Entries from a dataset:
◇ ◇ ◇

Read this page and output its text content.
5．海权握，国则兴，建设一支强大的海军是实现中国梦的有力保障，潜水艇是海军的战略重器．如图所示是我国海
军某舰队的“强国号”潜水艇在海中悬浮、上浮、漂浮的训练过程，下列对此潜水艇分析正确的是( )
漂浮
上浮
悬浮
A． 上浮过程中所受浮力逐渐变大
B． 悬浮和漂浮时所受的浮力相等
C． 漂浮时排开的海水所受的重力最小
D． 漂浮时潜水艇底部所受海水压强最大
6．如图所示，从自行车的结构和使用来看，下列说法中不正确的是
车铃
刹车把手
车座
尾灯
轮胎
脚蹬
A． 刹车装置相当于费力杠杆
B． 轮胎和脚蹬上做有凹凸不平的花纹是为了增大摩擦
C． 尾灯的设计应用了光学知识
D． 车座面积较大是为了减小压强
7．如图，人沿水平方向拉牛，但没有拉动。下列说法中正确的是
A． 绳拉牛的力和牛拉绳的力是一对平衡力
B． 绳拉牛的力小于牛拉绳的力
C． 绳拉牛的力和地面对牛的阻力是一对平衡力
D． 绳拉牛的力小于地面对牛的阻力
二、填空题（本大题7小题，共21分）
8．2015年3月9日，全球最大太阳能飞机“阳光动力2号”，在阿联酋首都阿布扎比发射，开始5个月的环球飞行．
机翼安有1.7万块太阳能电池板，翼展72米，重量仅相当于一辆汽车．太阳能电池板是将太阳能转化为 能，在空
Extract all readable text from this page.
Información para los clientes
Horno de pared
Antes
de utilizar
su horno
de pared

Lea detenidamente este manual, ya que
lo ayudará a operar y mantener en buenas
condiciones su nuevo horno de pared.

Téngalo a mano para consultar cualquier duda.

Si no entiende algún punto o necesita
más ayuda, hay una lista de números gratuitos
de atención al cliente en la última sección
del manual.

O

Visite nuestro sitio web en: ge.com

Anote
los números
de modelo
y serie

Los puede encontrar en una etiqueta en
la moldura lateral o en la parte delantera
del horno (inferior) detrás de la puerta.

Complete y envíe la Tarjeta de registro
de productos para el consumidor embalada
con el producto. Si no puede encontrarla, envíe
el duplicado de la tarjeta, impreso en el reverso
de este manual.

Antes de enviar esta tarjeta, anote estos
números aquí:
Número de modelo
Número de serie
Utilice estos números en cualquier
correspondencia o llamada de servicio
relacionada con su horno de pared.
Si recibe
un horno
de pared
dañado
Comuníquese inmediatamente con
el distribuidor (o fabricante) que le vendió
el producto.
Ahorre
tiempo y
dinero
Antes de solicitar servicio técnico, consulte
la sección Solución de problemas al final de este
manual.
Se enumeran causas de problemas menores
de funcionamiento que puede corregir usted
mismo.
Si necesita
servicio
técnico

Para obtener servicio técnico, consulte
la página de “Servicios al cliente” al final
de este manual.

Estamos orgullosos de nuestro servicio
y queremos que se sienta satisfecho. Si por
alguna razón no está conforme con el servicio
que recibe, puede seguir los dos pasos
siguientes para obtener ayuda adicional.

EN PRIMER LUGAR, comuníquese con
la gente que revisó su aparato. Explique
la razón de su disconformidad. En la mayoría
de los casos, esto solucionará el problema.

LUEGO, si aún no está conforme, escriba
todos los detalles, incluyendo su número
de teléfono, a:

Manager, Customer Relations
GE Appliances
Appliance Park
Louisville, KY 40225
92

◇ ◇ ◇

(Exercise directions)
Extract the data exactly as given.

(Answer to the task)
Read this page and output its text content.
5．海权握，国则兴，建设一支强大的海军是实现中国梦的有力保障，潜水艇是海军的战略重器．如图所示是我国海
军某舰队的“强国号”潜水艇在海中悬浮、上浮、漂浮的训练过程，下列对此潜水艇分析正确的是( )
漂浮
上浮
悬浮
A． 上浮过程中所受浮力逐渐变大
B． 悬浮和漂浮时所受的浮力相等
C． 漂浮时排开的海水所受的重力最小
D． 漂浮时潜水艇底部所受海水压强最大
6．如图所示，从自行车的结构和使用来看，下列说法中不正确的是
车铃
刹车把手
车座
尾灯
轮胎
脚蹬
A． 刹车装置相当于费力杠杆
B． 轮胎和脚蹬上做有凹凸不平的花纹是为了增大摩擦
C． 尾灯的设计应用了光学知识
D． 车座面积较大是为了减小压强
7．如图，人沿水平方向拉牛，但没有拉动。下列说法中正确的是
A． 绳拉牛的力和牛拉绳的力是一对平衡力
B． 绳拉牛的力小于牛拉绳的力
C． 绳拉牛的力和地面对牛的阻力是一对平衡力
D． 绳拉牛的力小于地面对牛的阻力
二、填空题（本大题7小题，共21分）
8．2015年3月9日，全球最大太阳能飞机“阳光动力2号”，在阿联酋首都阿布扎比发射，开始5个月的环球飞行．
机翼安有1.7万块太阳能电池板，翼展72米，重量仅相当于一辆汽车．太阳能电池板是将太阳能转化为 能，在空
Extract all readable text from this page.
Información para los clientes
Horno de pared
Antes
de utilizar
su horno
de pared

Lea detenidamente este manual, ya que
lo ayudará a operar y mantener en buenas
condiciones su nuevo horno de pared.

Téngalo a mano para consultar cualquier duda.

Si no entiende algún punto o necesita
más ayuda, hay una lista de números gratuitos
de atención al cliente en la última sección
del manual.

O

Visite nuestro sitio web en: ge.com

Anote
los números
de modelo
y serie

Los puede encontrar en una etiqueta en
la moldura lateral o en la parte delantera
del horno (inferior) detrás de la puerta.

Complete y envíe la Tarjeta de registro
de productos para el consumidor embalada
con el producto. Si no puede encontrarla, envíe
el duplicado de la tarjeta, impreso en el reverso
de este manual.

Antes de enviar esta tarjeta, anote estos
números aquí:
Número de modelo
Número de serie
Utilice estos números en cualquier
correspondencia o llamada de servicio
relacionada con su horno de pared.
Si recibe
un horno
de pared
dañado
Comuníquese inmediatamente con
el distribuidor (o fabricante) que le vendió
el producto.
Ahorre
tiempo y
dinero
Antes de solicitar servicio técnico, consulte
la sección Solución de problemas al final de este
manual.
Se enumeran causas de problemas menores
de funcionamiento que puede corregir usted
mismo.
Si necesita
servicio
técnico

Para obtener servicio técnico, consulte
la página de “Servicios al cliente” al final
de este manual.

Estamos orgullosos de nuestro servicio
y queremos que se sienta satisfecho. Si por
alguna razón no está conforme con el servicio
que recibe, puede seguir los dos pasos
siguientes para obtener ayuda adicional.

EN PRIMER LUGAR, comuníquese con
la gente que revisó su aparato. Explique
la razón de su disconformidad. En la mayoría
de los casos, esto solucionará el problema.

LUEGO, si aún no está conforme, escriba
todos los detalles, incluyendo su número
de teléfono, a:

Manager, Customer Relations
GE Appliances
Appliance Park
Louisville, KY 40225
92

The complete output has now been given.